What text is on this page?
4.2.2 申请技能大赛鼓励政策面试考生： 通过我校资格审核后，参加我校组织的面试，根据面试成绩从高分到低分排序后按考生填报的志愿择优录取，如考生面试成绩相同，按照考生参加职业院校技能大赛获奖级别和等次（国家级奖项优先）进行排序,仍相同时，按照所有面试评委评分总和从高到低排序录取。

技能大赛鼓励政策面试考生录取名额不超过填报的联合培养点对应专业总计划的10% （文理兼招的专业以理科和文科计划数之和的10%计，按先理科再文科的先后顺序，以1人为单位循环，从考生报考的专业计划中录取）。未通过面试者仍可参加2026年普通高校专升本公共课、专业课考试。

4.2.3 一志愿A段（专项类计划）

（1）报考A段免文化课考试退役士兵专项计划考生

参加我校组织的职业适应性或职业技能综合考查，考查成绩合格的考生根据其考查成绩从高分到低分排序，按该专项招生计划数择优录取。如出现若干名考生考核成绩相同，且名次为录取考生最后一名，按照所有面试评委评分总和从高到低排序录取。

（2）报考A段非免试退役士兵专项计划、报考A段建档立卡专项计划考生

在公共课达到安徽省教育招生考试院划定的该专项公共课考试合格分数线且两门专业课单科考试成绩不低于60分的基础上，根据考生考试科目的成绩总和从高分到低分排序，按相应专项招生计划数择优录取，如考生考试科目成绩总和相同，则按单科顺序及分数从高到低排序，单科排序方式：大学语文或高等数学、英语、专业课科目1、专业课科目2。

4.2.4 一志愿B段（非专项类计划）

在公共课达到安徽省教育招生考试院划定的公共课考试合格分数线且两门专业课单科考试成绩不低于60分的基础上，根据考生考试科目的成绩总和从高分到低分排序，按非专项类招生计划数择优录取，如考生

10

## STATED EXERCISE
Copy out each line of the listing that holds "根据考生考试科目的成绩总和从高分到低分排序".

## FULL SOLUTION
在公共课达到安徽省教育招生考试院划定的该专项公共课考试合格分数线且两门专业课单科考试成绩不低于60分的基础上，根据考生考试科目的成绩总和从高分到低分排序，按相应专项招生计划数择优录取，如考生考试科目成绩总和相同，则按单科顺序及分数从高到低排序，单科排序方式：大学语文或高等数学、英语、专业课科目1、专业课科目2。
在公共课达到安徽省教育招生考试院划定的公共课考试合格分数线且两门专业课单科考试成绩不低于60分的基础上，根据考生考试科目的成绩总和从高分到低分排序，按非专项类招生计划数择优录取，如考生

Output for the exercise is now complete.